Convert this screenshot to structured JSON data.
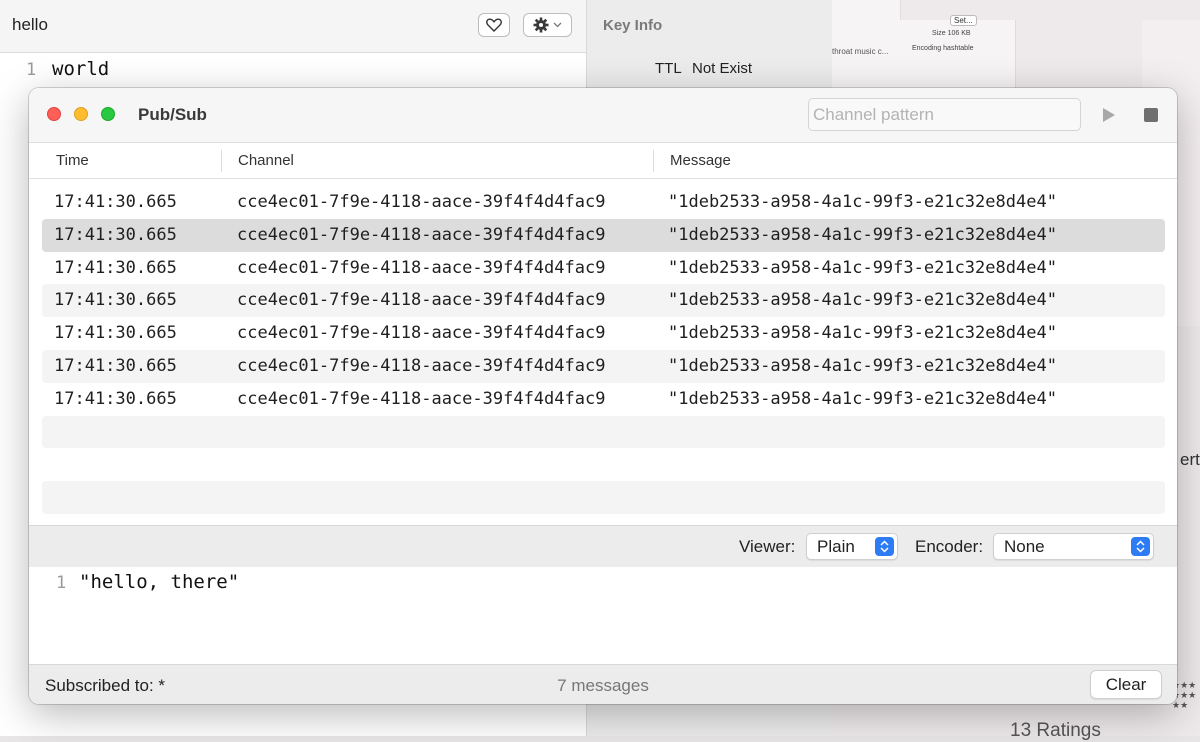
{
  "background_editor": {
    "key_name": "hello",
    "line_number": "1",
    "line_text": "world",
    "key_info_title": "Key Info",
    "ttl_label": "TTL",
    "ttl_value": "Not Exist"
  },
  "background_right": {
    "track_label": "throat music c...",
    "set_button": "Set...",
    "size_label": "Size",
    "size_value": "106 KB",
    "encoding_label": "Encoding",
    "encoding_value": "hashtable",
    "cut_text": "ert",
    "ratings": "13 Ratings",
    "stars": "★★★★★★★★"
  },
  "pubsub": {
    "title": "Pub/Sub",
    "channel_placeholder": "Channel pattern",
    "columns": {
      "time": "Time",
      "channel": "Channel",
      "message": "Message"
    },
    "rows": [
      {
        "time": "17:41:30.665",
        "channel": "cce4ec01-7f9e-4118-aace-39f4f4d4fac9",
        "message": "\"1deb2533-a958-4a1c-99f3-e21c32e8d4e4\""
      },
      {
        "time": "17:41:30.665",
        "channel": "cce4ec01-7f9e-4118-aace-39f4f4d4fac9",
        "message": "\"1deb2533-a958-4a1c-99f3-e21c32e8d4e4\""
      },
      {
        "time": "17:41:30.665",
        "channel": "cce4ec01-7f9e-4118-aace-39f4f4d4fac9",
        "message": "\"1deb2533-a958-4a1c-99f3-e21c32e8d4e4\""
      },
      {
        "time": "17:41:30.665",
        "channel": "cce4ec01-7f9e-4118-aace-39f4f4d4fac9",
        "message": "\"1deb2533-a958-4a1c-99f3-e21c32e8d4e4\""
      },
      {
        "time": "17:41:30.665",
        "channel": "cce4ec01-7f9e-4118-aace-39f4f4d4fac9",
        "message": "\"1deb2533-a958-4a1c-99f3-e21c32e8d4e4\""
      },
      {
        "time": "17:41:30.665",
        "channel": "cce4ec01-7f9e-4118-aace-39f4f4d4fac9",
        "message": "\"1deb2533-a958-4a1c-99f3-e21c32e8d4e4\""
      },
      {
        "time": "17:41:30.665",
        "channel": "cce4ec01-7f9e-4118-aace-39f4f4d4fac9",
        "message": "\"1deb2533-a958-4a1c-99f3-e21c32e8d4e4\""
      }
    ],
    "selected_row": 1,
    "viewer_label": "Viewer:",
    "viewer_value": "Plain",
    "encoder_label": "Encoder:",
    "encoder_value": "None",
    "body_line_number": "1",
    "body_text": "\"hello, there\"",
    "subscribed_label": "Subscribed to: *",
    "message_count": "7 messages",
    "clear_label": "Clear"
  },
  "colors": {
    "accent": "#2d7cf6",
    "close": "#ff5f57",
    "minimize": "#febc2e",
    "maximize": "#28c840"
  },
  "icons": {
    "favorite": "heart-icon",
    "settings": "gear-icon",
    "play": "play-icon",
    "stop": "stop-icon",
    "popup": "up-down-chevron-icon"
  }
}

> [Description of the task]:
Quote the records above in full, dropping each picture.

> [Correct answer]:
Convert this screenshot to structured JSON data.
{
  "background_editor": {
    "key_name": "hello",
    "line_number": "1",
    "line_text": "world",
    "key_info_title": "Key Info",
    "ttl_label": "TTL",
    "ttl_value": "Not Exist"
  },
  "background_right": {
    "track_label": "throat music c...",
    "set_button": "Set...",
    "size_label": "Size",
    "size_value": "106 KB",
    "encoding_label": "Encoding",
    "encoding_value": "hashtable",
    "cut_text": "ert",
    "ratings": "13 Ratings",
    "stars": "★★★★★★★★"
  },
  "pubsub": {
    "title": "Pub/Sub",
    "channel_placeholder": "Channel pattern",
    "columns": {
      "time": "Time",
      "channel": "Channel",
      "message": "Message"
    },
    "rows": [
      {
        "time": "17:41:30.665",
        "channel": "cce4ec01-7f9e-4118-aace-39f4f4d4fac9",
        "message": "\"1deb2533-a958-4a1c-99f3-e21c32e8d4e4\""
      },
      {
        "time": "17:41:30.665",
        "channel": "cce4ec01-7f9e-4118-aace-39f4f4d4fac9",
        "message": "\"1deb2533-a958-4a1c-99f3-e21c32e8d4e4\""
      },
      {
        "time": "17:41:30.665",
        "channel": "cce4ec01-7f9e-4118-aace-39f4f4d4fac9",
        "message": "\"1deb2533-a958-4a1c-99f3-e21c32e8d4e4\""
      },
      {
        "time": "17:41:30.665",
        "channel": "cce4ec01-7f9e-4118-aace-39f4f4d4fac9",
        "message": "\"1deb2533-a958-4a1c-99f3-e21c32e8d4e4\""
      },
      {
        "time": "17:41:30.665",
        "channel": "cce4ec01-7f9e-4118-aace-39f4f4d4fac9",
        "message": "\"1deb2533-a958-4a1c-99f3-e21c32e8d4e4\""
      },
      {
        "time": "17:41:30.665",
        "channel": "cce4ec01-7f9e-4118-aace-39f4f4d4fac9",
        "message": "\"1deb2533-a958-4a1c-99f3-e21c32e8d4e4\""
      },
      {
        "time": "17:41:30.665",
        "channel": "cce4ec01-7f9e-4118-aace-39f4f4d4fac9",
        "message": "\"1deb2533-a958-4a1c-99f3-e21c32e8d4e4\""
      }
    ],
    "selected_row": 1,
    "viewer_label": "Viewer:",
    "viewer_value": "Plain",
    "encoder_label": "Encoder:",
    "encoder_value": "None",
    "body_line_number": "1",
    "body_text": "\"hello, there\"",
    "subscribed_label": "Subscribed to: *",
    "message_count": "7 messages",
    "clear_label": "Clear"
  },
  "colors": {
    "accent": "#2d7cf6",
    "close": "#ff5f57",
    "minimize": "#febc2e",
    "maximize": "#28c840"
  },
  "icons": {
    "favorite": "heart-icon",
    "settings": "gear-icon",
    "play": "play-icon",
    "stop": "stop-icon",
    "popup": "up-down-chevron-icon"
  }
}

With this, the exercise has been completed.